*** GIVEN DATA

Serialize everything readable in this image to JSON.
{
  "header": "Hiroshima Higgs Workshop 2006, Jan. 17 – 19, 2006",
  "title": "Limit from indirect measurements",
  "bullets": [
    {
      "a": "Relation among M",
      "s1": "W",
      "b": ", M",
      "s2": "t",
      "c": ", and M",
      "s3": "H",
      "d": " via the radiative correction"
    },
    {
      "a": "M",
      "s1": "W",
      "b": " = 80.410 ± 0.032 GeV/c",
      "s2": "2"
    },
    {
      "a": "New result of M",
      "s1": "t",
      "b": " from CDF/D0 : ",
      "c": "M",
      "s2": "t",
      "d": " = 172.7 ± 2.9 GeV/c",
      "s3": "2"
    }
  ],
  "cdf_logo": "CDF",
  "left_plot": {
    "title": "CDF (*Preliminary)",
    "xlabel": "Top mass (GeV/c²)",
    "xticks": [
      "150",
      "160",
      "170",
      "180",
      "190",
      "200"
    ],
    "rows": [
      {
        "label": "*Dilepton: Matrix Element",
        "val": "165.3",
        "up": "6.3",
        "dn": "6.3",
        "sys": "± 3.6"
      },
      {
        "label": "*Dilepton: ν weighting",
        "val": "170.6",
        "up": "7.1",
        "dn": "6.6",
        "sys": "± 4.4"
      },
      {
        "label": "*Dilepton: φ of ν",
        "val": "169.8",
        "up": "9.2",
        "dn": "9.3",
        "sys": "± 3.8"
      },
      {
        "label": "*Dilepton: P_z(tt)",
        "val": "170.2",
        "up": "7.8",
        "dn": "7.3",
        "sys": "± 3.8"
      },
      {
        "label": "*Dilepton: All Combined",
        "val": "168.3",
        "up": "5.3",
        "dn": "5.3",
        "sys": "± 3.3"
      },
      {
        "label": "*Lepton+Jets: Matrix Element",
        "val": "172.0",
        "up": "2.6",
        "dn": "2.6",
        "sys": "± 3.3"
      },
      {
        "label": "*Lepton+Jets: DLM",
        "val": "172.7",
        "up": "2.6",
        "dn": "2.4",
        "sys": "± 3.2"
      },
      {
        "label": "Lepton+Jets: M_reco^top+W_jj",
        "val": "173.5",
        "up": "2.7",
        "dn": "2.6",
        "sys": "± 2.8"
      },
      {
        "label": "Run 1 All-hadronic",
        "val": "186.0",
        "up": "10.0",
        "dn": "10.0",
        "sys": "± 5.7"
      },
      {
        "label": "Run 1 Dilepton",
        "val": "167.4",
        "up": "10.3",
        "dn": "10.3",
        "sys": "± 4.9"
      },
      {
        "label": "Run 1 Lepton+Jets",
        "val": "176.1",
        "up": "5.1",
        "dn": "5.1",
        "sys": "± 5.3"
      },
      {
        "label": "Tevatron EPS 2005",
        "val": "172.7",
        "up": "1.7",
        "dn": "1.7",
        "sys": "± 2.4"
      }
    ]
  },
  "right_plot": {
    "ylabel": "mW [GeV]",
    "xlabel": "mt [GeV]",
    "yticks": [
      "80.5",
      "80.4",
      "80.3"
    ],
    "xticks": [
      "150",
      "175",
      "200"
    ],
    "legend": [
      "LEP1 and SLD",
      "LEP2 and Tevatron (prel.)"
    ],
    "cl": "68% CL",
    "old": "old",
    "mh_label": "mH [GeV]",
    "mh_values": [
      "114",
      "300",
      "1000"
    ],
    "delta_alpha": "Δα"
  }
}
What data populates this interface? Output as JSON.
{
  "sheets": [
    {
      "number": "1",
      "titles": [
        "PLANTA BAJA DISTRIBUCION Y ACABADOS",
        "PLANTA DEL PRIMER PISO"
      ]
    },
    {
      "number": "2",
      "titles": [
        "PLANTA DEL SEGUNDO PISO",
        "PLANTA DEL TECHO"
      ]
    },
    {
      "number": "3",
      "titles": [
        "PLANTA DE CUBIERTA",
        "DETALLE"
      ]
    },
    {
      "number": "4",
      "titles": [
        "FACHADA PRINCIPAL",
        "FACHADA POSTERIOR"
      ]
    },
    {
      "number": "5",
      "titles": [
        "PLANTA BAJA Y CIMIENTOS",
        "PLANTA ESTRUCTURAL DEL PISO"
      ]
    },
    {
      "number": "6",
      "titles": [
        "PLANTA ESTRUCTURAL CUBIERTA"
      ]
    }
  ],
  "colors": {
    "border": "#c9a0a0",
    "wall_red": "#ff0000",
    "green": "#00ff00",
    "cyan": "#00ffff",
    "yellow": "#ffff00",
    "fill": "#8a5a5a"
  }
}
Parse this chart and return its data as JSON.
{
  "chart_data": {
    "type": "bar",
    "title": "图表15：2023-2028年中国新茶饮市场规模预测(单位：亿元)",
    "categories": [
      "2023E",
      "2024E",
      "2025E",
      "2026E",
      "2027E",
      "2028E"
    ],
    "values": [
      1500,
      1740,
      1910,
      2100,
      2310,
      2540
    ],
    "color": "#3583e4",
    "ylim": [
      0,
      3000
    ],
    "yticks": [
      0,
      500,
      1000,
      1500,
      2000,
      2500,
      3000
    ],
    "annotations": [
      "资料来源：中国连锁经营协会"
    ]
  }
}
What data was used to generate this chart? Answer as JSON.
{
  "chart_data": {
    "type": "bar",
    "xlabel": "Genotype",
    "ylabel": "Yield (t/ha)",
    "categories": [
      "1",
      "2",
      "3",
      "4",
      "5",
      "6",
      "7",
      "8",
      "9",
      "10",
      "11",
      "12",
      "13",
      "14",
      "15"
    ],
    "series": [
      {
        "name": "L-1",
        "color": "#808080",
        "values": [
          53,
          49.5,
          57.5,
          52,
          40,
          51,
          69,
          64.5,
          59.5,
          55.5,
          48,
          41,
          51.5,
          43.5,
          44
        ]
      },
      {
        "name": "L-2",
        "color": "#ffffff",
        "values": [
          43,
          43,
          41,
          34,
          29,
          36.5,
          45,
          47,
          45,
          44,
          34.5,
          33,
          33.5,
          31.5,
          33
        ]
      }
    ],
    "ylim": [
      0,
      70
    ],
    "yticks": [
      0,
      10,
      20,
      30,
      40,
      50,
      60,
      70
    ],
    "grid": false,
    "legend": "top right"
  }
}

******

### STATED EXERCISE
Your task is to print all of the records exactly.

### COMPLETE ANSWER
Serialize everything readable in this image to JSON.
{
  "header": "Hiroshima Higgs Workshop 2006, Jan. 17 – 19, 2006",
  "title": "Limit from indirect measurements",
  "bullets": [
    {
      "a": "Relation among M",
      "s1": "W",
      "b": ", M",
      "s2": "t",
      "c": ", and M",
      "s3": "H",
      "d": " via the radiative correction"
    },
    {
      "a": "M",
      "s1": "W",
      "b": " = 80.410 ± 0.032 GeV/c",
      "s2": "2"
    },
    {
      "a": "New result of M",
      "s1": "t",
      "b": " from CDF/D0 : ",
      "c": "M",
      "s2": "t",
      "d": " = 172.7 ± 2.9 GeV/c",
      "s3": "2"
    }
  ],
  "cdf_logo": "CDF",
  "left_plot": {
    "title": "CDF (*Preliminary)",
    "xlabel": "Top mass (GeV/c²)",
    "xticks": [
      "150",
      "160",
      "170",
      "180",
      "190",
      "200"
    ],
    "rows": [
      {
        "label": "*Dilepton: Matrix Element",
        "val": "165.3",
        "up": "6.3",
        "dn": "6.3",
        "sys": "± 3.6"
      },
      {
        "label": "*Dilepton: ν weighting",
        "val": "170.6",
        "up": "7.1",
        "dn": "6.6",
        "sys": "± 4.4"
      },
      {
        "label": "*Dilepton: φ of ν",
        "val": "169.8",
        "up": "9.2",
        "dn": "9.3",
        "sys": "± 3.8"
      },
      {
        "label": "*Dilepton: P_z(tt)",
        "val": "170.2",
        "up": "7.8",
        "dn": "7.3",
        "sys": "± 3.8"
      },
      {
        "label": "*Dilepton: All Combined",
        "val": "168.3",
        "up": "5.3",
        "dn": "5.3",
        "sys": "± 3.3"
      },
      {
        "label": "*Lepton+Jets: Matrix Element",
        "val": "172.0",
        "up": "2.6",
        "dn": "2.6",
        "sys": "± 3.3"
      },
      {
        "label": "*Lepton+Jets: DLM",
        "val": "172.7",
        "up": "2.6",
        "dn": "2.4",
        "sys": "± 3.2"
      },
      {
        "label": "Lepton+Jets: M_reco^top+W_jj",
        "val": "173.5",
        "up": "2.7",
        "dn": "2.6",
        "sys": "± 2.8"
      },
      {
        "label": "Run 1 All-hadronic",
        "val": "186.0",
        "up": "10.0",
        "dn": "10.0",
        "sys": "± 5.7"
      },
      {
        "label": "Run 1 Dilepton",
        "val": "167.4",
        "up": "10.3",
        "dn": "10.3",
        "sys": "± 4.9"
      },
      {
        "label": "Run 1 Lepton+Jets",
        "val": "176.1",
        "up": "5.1",
        "dn": "5.1",
        "sys": "± 5.3"
      },
      {
        "label": "Tevatron EPS 2005",
        "val": "172.7",
        "up": "1.7",
        "dn": "1.7",
        "sys": "± 2.4"
      }
    ]
  },
  "right_plot": {
    "ylabel": "mW [GeV]",
    "xlabel": "mt [GeV]",
    "yticks": [
      "80.5",
      "80.4",
      "80.3"
    ],
    "xticks": [
      "150",
      "175",
      "200"
    ],
    "legend": [
      "LEP1 and SLD",
      "LEP2 and Tevatron (prel.)"
    ],
    "cl": "68% CL",
    "old": "old",
    "mh_label": "mH [GeV]",
    "mh_values": [
      "114",
      "300",
      "1000"
    ],
    "delta_alpha": "Δα"
  }
}
What data populates this interface? Output as JSON.
{
  "sheets": [
    {
      "number": "1",
      "titles": [
        "PLANTA BAJA DISTRIBUCION Y ACABADOS",
        "PLANTA DEL PRIMER PISO"
      ]
    },
    {
      "number": "2",
      "titles": [
        "PLANTA DEL SEGUNDO PISO",
        "PLANTA DEL TECHO"
      ]
    },
    {
      "number": "3",
      "titles": [
        "PLANTA DE CUBIERTA",
        "DETALLE"
      ]
    },
    {
      "number": "4",
      "titles": [
        "FACHADA PRINCIPAL",
        "FACHADA POSTERIOR"
      ]
    },
    {
      "number": "5",
      "titles": [
        "PLANTA BAJA Y CIMIENTOS",
        "PLANTA ESTRUCTURAL DEL PISO"
      ]
    },
    {
      "number": "6",
      "titles": [
        "PLANTA ESTRUCTURAL CUBIERTA"
      ]
    }
  ],
  "colors": {
    "border": "#c9a0a0",
    "wall_red": "#ff0000",
    "green": "#00ff00",
    "cyan": "#00ffff",
    "yellow": "#ffff00",
    "fill": "#8a5a5a"
  }
}
Parse this chart and return its data as JSON.
{
  "chart_data": {
    "type": "bar",
    "title": "图表15：2023-2028年中国新茶饮市场规模预测(单位：亿元)",
    "categories": [
      "2023E",
      "2024E",
      "2025E",
      "2026E",
      "2027E",
      "2028E"
    ],
    "values": [
      1500,
      1740,
      1910,
      2100,
      2310,
      2540
    ],
    "color": "#3583e4",
    "ylim": [
      0,
      3000
    ],
    "yticks": [
      0,
      500,
      1000,
      1500,
      2000,
      2500,
      3000
    ],
    "annotations": [
      "资料来源：中国连锁经营协会"
    ]
  }
}
What data was used to generate this chart? Answer as JSON.
{
  "chart_data": {
    "type": "bar",
    "xlabel": "Genotype",
    "ylabel": "Yield (t/ha)",
    "categories": [
      "1",
      "2",
      "3",
      "4",
      "5",
      "6",
      "7",
      "8",
      "9",
      "10",
      "11",
      "12",
      "13",
      "14",
      "15"
    ],
    "series": [
      {
        "name": "L-1",
        "color": "#808080",
        "values": [
          53,
          49.5,
          57.5,
          52,
          40,
          51,
          69,
          64.5,
          59.5,
          55.5,
          48,
          41,
          51.5,
          43.5,
          44
        ]
      },
      {
        "name": "L-2",
        "color": "#ffffff",
        "values": [
          43,
          43,
          41,
          34,
          29,
          36.5,
          45,
          47,
          45,
          44,
          34.5,
          33,
          33.5,
          31.5,
          33
        ]
      }
    ],
    "ylim": [
      0,
      70
    ],
    "yticks": [
      0,
      10,
      20,
      30,
      40,
      50,
      60,
      70
    ],
    "grid": false,
    "legend": "top right"
  }
}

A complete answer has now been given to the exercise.